Exercise
A verbatim copy of the records is required, with all pictures left out.

Exercise inputs
[Start]
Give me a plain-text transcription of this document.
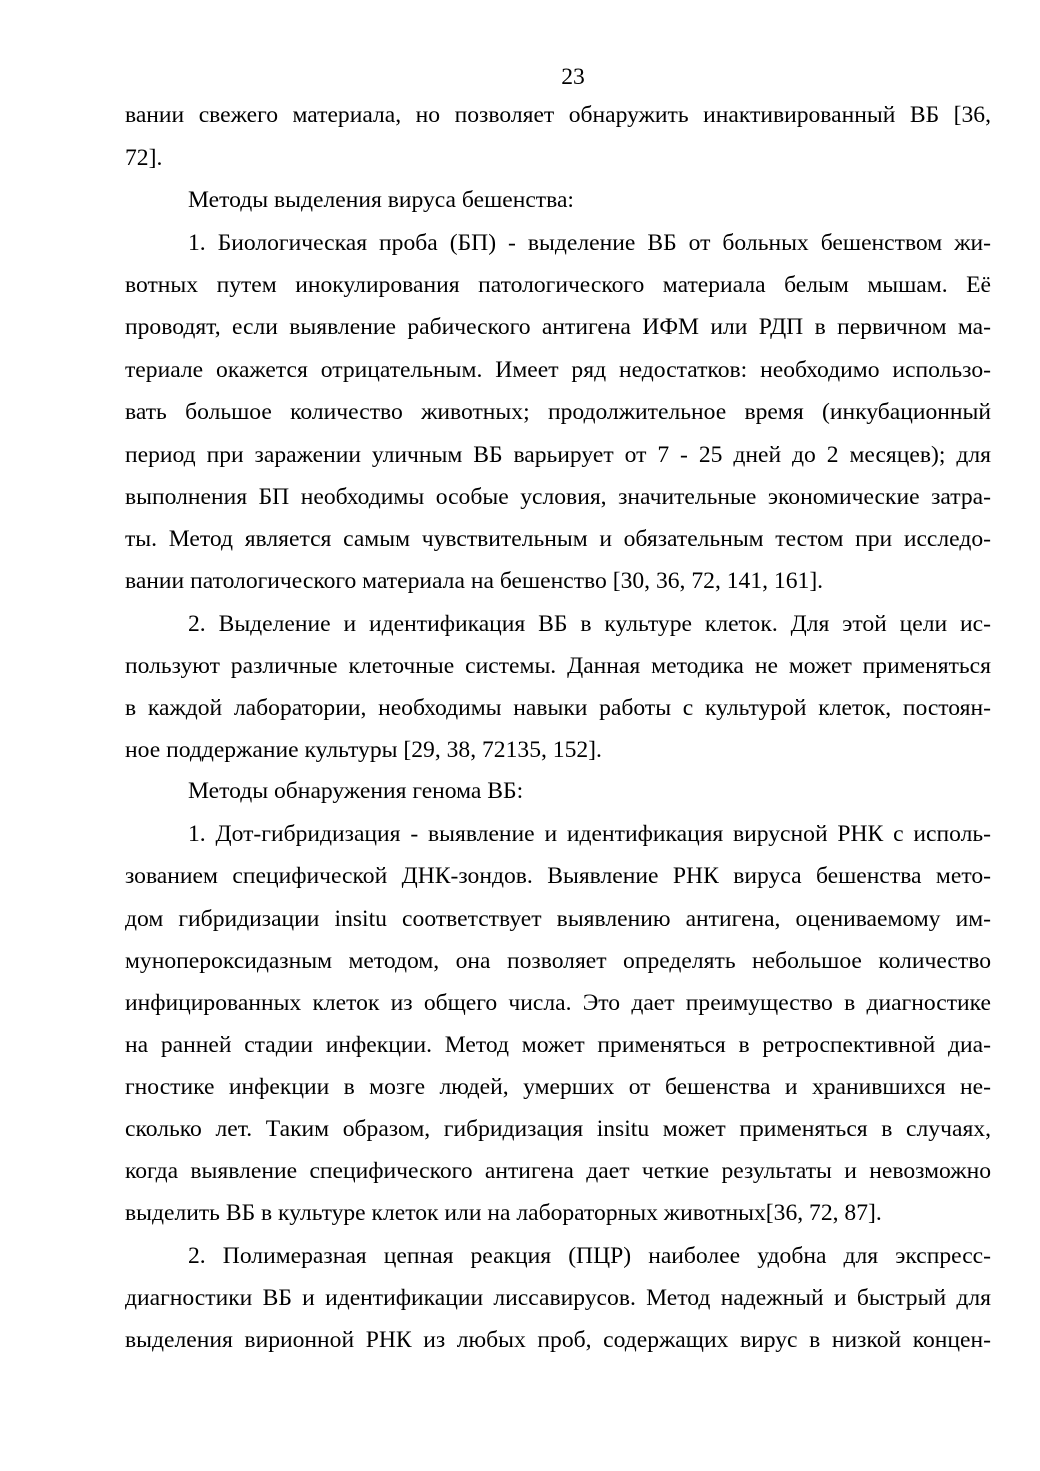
23
вании свежего материала, но позволяет обнаружить инактивированный ВБ [36,
72].
Методы выделения вируса бешенства:
1. Биологическая проба (БП) - выделение ВБ от больных бешенством жи-
вотных путем инокулирования патологического материала белым мышам. Её
проводят, если выявление рабического антигена ИФМ или РДП в первичном ма-
териале окажется отрицательным. Имеет ряд недостатков: необходимо использо-
вать большое количество животных; продолжительное время (инкубационный
период при заражении уличным ВБ варьирует от 7 - 25 дней до 2 месяцев); для
выполнения БП необходимы особые условия, значительные экономические затра-
ты. Метод является самым чувствительным и обязательным тестом при исследо-
вании патологического материала на бешенство [30, 36, 72, 141, 161].
2. Выделение и идентификация ВБ в культуре клеток. Для этой цели ис-
пользуют различные клеточные системы. Данная методика не может применяться
в каждой лаборатории, необходимы навыки работы с культурой клеток, постоян-
ное поддержание культуры [29, 38, 72135, 152].
Методы обнаружения генома ВБ:
1. Дот-гибридизация - выявление и идентификация вирусной РНК с исполь-
зованием специфической ДНК-зондов. Выявление РНК вируса бешенства мето-
дом гибридизации insitu соответствует выявлению антигена, оцениваемому им-
мунопероксидазным методом, она позволяет определять небольшое количество
инфицированных клеток из общего числа. Это дает преимущество в диагностике
на ранней стадии инфекции. Метод может применяться в ретроспективной диа-
гностике инфекции в мозге людей, умерших от бешенства и хранившихся не-
сколько лет. Таким образом, гибридизация insitu может применяться в случаях,
когда выявление специфического антигена дает четкие результаты и невозможно
выделить ВБ в культуре клеток или на лабораторных животных[36, 72, 87].
2. Полимеразная цепная реакция (ПЦР) наиболее удобна для экспресс-
диагностики ВБ и идентификации лиссавирусов. Метод надежный и быстрый для
выделения вирионной РНК из любых проб, содержащих вирус в низкой концен-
[End]
Response for this exercise
Give me a plain-text transcription of this document.
23
вании свежего материала, но позволяет обнаружить инактивированный ВБ [36,
72].
Методы выделения вируса бешенства:
1. Биологическая проба (БП) - выделение ВБ от больных бешенством жи-
вотных путем инокулирования патологического материала белым мышам. Её
проводят, если выявление рабического антигена ИФМ или РДП в первичном ма-
териале окажется отрицательным. Имеет ряд недостатков: необходимо использо-
вать большое количество животных; продолжительное время (инкубационный
период при заражении уличным ВБ варьирует от 7 - 25 дней до 2 месяцев); для
выполнения БП необходимы особые условия, значительные экономические затра-
ты. Метод является самым чувствительным и обязательным тестом при исследо-
вании патологического материала на бешенство [30, 36, 72, 141, 161].
2. Выделение и идентификация ВБ в культуре клеток. Для этой цели ис-
пользуют различные клеточные системы. Данная методика не может применяться
в каждой лаборатории, необходимы навыки работы с культурой клеток, постоян-
ное поддержание культуры [29, 38, 72135, 152].
Методы обнаружения генома ВБ:
1. Дот-гибридизация - выявление и идентификация вирусной РНК с исполь-
зованием специфической ДНК-зондов. Выявление РНК вируса бешенства мето-
дом гибридизации insitu соответствует выявлению антигена, оцениваемому им-
мунопероксидазным методом, она позволяет определять небольшое количество
инфицированных клеток из общего числа. Это дает преимущество в диагностике
на ранней стадии инфекции. Метод может применяться в ретроспективной диа-
гностике инфекции в мозге людей, умерших от бешенства и хранившихся не-
сколько лет. Таким образом, гибридизация insitu может применяться в случаях,
когда выявление специфического антигена дает четкие результаты и невозможно
выделить ВБ в культуре клеток или на лабораторных животных[36, 72, 87].
2. Полимеразная цепная реакция (ПЦР) наиболее удобна для экспресс-
диагностики ВБ и идентификации лиссавирусов. Метод надежный и быстрый для
выделения вирионной РНК из любых проб, содержащих вирус в низкой концен-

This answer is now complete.